__Passage__:
____________________

The signing of Sophia Dunkley, who was the leading run-scorer in the Women’s County Championship, is a good move for both parties – Dunkley will get an opportunity to bat higher up the order than she had at Surrey Stars, with a view to making a case to England coach Mark Robinson ahead of selections for a winter which includes the T20 World Cup in Australia; while Lancashire could use her power hitting in a batting lineup that has perhaps at times looked a little too classical for the shortest form of the game. [SE]

Loughborough Lightning

Last Season: 2nd

Georgia Elwiss (c), Amy Jones, Abi Freeborn, Kathryn Bryce, Jenny Gunn, Jo Gardner, Tara Norris, Kirstie Gordon, Alice Monaghan, Georgia Adams, Lucy Higham, Sarah Glenn, Hayley Matthews, Chamari Atapattu, Mignon du Preez

The Lightning won the league stage of the competition last season, but flopped in the final as their overseas batting stars failed to fire. None of those overseas return, though in Sophie Devine’s case this was through injury rather than by choice; but the Lightning have taken advantage of a change in the regulations on overseas from non-ODI status nations to recruit four overseas this season – Scotland captain Katherine Bryce, who is a student at Loughborough University; T20 World Cup winner Hayley Matthews; Sri Lanka’s Chamari Atapattu; and the massively underrated former South Africa captain Mignon du Preez – expect the hard-running du Preez to shore up the middle order, allowing Matthews and Atapattu the freedom to play their shots around her.

____________________

__Dataset excerpt__:
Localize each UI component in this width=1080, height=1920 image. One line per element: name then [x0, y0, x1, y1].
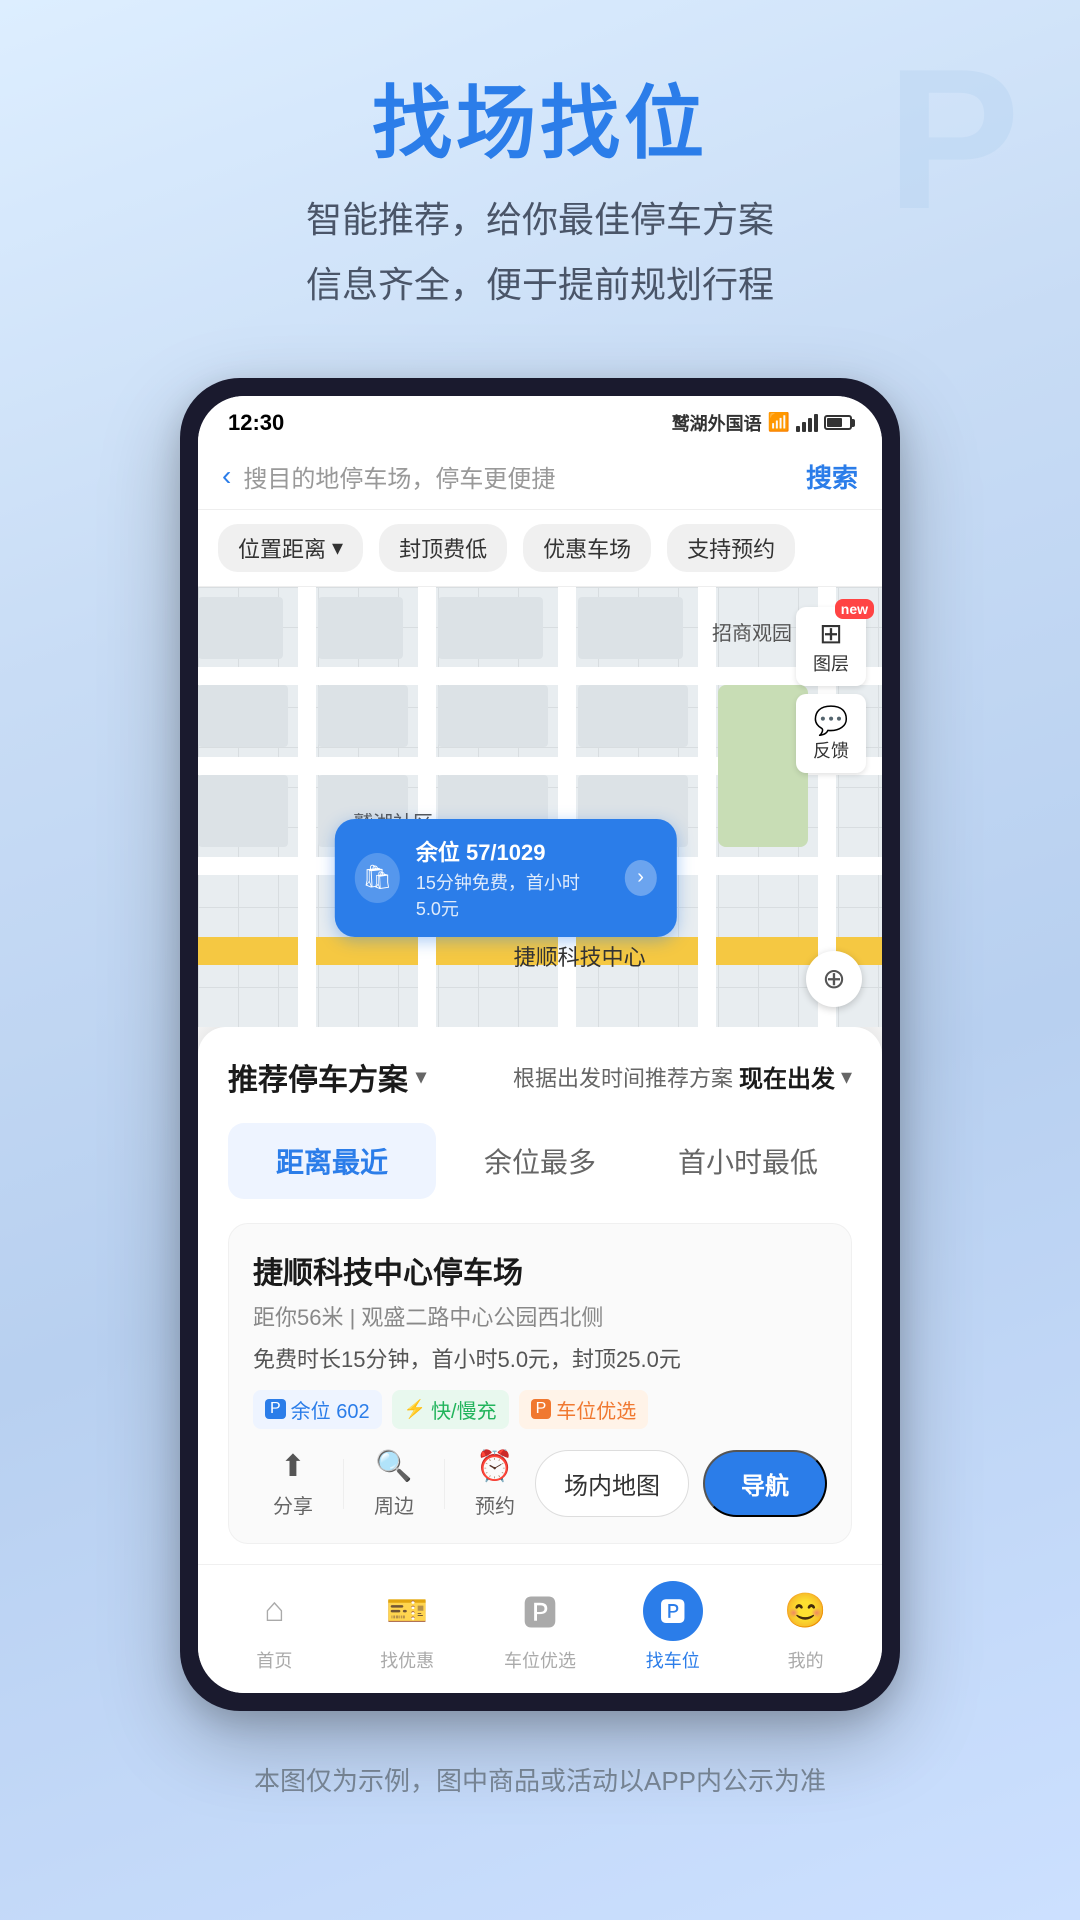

____________________

__Set task A__: According to the women's cricket preview, who was the leading run-scorer in the Women's County Championship?
__Set task B__: Write the next part of the women's cricket preview, starting after its final sentence.
The data is not needed for anything here.

__Answer A__: Sophia Dunkley was the leading run-scorer in the Women's County Championship.

__Answer B__:
Of their England players, Amy Jones will be desperate to put a disastrous Ashes campaign behind her and score some runs in the relatively lower-profile environment of KSL; Kirstie Gordon will be keen to lay down a marker that her 2018 season, when she led the list of wicket-takers, was not just a one-off; and Georgia Elwiss will be keen to catch Mark Robinson’s eye for the “Jenny Gunn” role for England this winter; while… talking of whom… Jenny Gunn herself will want to go out on a high, if indeed (as rumoured [Edit: and denied]) this proves to be her last season before retirement.

If all of them play to their potential, Loughborough have every chance of making finals day again; but it is a big if, and if not, it might just put too much pressure on what is a slightly inexperienced second-string to really challenge in 2019. [SE]

Southern Vipers

Last Season: 6th

Tammy Beaumont (c), Danni Wyatt, Tash Farrant, Suzie Bates, Stafanie Taylor, Amanda-Jade Wellington, Charlie Dean, Maia Bouchier, Lauren Bell, Carla Rudd, Paige Scholfield, Thea Brookes, Marie Kelly, Issy Wong, Fi Morris

CRICKETher tipped the Vipers to win the Super League last year, which wasn’t quite a prediction they lived up to – after a good opening-day win against Surrey Stars, the wheels came off and what we’d thought was a sleek sports coupe finished the season looking more like a clown car.

For 2019, all-but half of last season’s 1st XI have been shipped out, or retired in the case of England veteran Arran Brindle; with England prospects Lauren Bell and Maia Bouchier coming into more front-line roles as a result. Bouchier opened the batting and the bowling for Hampshire in this season’s County Championship, and looked to be thriving on the responsibility; while Bell will be looking to build on the solid start she made to her professional career last season, coming into the starting XI as a replacement for the injured Katie George, which included bowling an unplayable first-over maiden to a bemused Lizelle Lee against the Surrey Stars at Hove.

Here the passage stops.